>> start

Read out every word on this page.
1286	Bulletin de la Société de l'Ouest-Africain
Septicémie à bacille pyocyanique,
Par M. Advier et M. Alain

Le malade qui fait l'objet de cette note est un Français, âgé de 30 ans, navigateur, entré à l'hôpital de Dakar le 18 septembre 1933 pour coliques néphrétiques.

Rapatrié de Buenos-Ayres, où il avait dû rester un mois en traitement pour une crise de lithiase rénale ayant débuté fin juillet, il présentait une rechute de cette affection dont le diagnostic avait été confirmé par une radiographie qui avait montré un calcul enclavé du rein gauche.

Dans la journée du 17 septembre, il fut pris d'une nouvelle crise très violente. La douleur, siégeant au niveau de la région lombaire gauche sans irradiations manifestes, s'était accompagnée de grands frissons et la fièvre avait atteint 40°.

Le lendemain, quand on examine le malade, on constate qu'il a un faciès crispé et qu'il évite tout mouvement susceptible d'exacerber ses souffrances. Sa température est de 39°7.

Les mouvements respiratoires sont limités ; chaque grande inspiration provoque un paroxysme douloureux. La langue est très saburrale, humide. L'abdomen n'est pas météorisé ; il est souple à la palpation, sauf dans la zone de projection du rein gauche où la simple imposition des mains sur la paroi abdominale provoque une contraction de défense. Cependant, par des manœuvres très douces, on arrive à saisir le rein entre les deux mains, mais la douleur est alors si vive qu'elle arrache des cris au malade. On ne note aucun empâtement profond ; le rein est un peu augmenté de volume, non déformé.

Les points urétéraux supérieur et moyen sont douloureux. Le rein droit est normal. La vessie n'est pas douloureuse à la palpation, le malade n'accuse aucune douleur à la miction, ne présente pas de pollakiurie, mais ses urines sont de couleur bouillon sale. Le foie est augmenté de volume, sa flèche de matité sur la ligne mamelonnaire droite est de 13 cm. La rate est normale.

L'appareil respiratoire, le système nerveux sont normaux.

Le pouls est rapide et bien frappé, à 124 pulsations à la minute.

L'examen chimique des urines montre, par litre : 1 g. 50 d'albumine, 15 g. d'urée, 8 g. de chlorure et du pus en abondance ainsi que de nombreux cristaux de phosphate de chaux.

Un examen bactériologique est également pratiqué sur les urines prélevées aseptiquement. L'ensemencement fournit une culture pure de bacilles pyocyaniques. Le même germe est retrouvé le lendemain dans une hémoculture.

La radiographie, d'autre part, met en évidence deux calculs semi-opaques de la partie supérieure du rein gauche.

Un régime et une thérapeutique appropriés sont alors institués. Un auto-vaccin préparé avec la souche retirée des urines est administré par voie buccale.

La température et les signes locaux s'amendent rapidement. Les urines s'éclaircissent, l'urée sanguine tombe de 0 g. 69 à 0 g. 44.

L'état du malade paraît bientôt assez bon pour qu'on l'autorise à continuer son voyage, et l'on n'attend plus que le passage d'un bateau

>> end

SET PROBLEM ->
Could you reproduce every record above exactly as it appears?

PROBLEM SOLUTION ->
Read out every word on this page.
1286	Bulletin de la Société de l'Ouest-Africain
Septicémie à bacille pyocyanique,
Par M. Advier et M. Alain

Le malade qui fait l'objet de cette note est un Français, âgé de 30 ans, navigateur, entré à l'hôpital de Dakar le 18 septembre 1933 pour coliques néphrétiques.

Rapatrié de Buenos-Ayres, où il avait dû rester un mois en traitement pour une crise de lithiase rénale ayant débuté fin juillet, il présentait une rechute de cette affection dont le diagnostic avait été confirmé par une radiographie qui avait montré un calcul enclavé du rein gauche.

Dans la journée du 17 septembre, il fut pris d'une nouvelle crise très violente. La douleur, siégeant au niveau de la région lombaire gauche sans irradiations manifestes, s'était accompagnée de grands frissons et la fièvre avait atteint 40°.

Le lendemain, quand on examine le malade, on constate qu'il a un faciès crispé et qu'il évite tout mouvement susceptible d'exacerber ses souffrances. Sa température est de 39°7.

Les mouvements respiratoires sont limités ; chaque grande inspiration provoque un paroxysme douloureux. La langue est très saburrale, humide. L'abdomen n'est pas météorisé ; il est souple à la palpation, sauf dans la zone de projection du rein gauche où la simple imposition des mains sur la paroi abdominale provoque une contraction de défense. Cependant, par des manœuvres très douces, on arrive à saisir le rein entre les deux mains, mais la douleur est alors si vive qu'elle arrache des cris au malade. On ne note aucun empâtement profond ; le rein est un peu augmenté de volume, non déformé.

Les points urétéraux supérieur et moyen sont douloureux. Le rein droit est normal. La vessie n'est pas douloureuse à la palpation, le malade n'accuse aucune douleur à la miction, ne présente pas de pollakiurie, mais ses urines sont de couleur bouillon sale. Le foie est augmenté de volume, sa flèche de matité sur la ligne mamelonnaire droite est de 13 cm. La rate est normale.

L'appareil respiratoire, le système nerveux sont normaux.

Le pouls est rapide et bien frappé, à 124 pulsations à la minute.

L'examen chimique des urines montre, par litre : 1 g. 50 d'albumine, 15 g. d'urée, 8 g. de chlorure et du pus en abondance ainsi que de nombreux cristaux de phosphate de chaux.

Un examen bactériologique est également pratiqué sur les urines prélevées aseptiquement. L'ensemencement fournit une culture pure de bacilles pyocyaniques. Le même germe est retrouvé le lendemain dans une hémoculture.

La radiographie, d'autre part, met en évidence deux calculs semi-opaques de la partie supérieure du rein gauche.

Un régime et une thérapeutique appropriés sont alors institués. Un auto-vaccin préparé avec la souche retirée des urines est administré par voie buccale.

La température et les signes locaux s'amendent rapidement. Les urines s'éclaircissent, l'urée sanguine tombe de 0 g. 69 à 0 g. 44.

L'état du malade paraît bientôt assez bon pour qu'on l'autorise à continuer son voyage, et l'on n'attend plus que le passage d'un bateau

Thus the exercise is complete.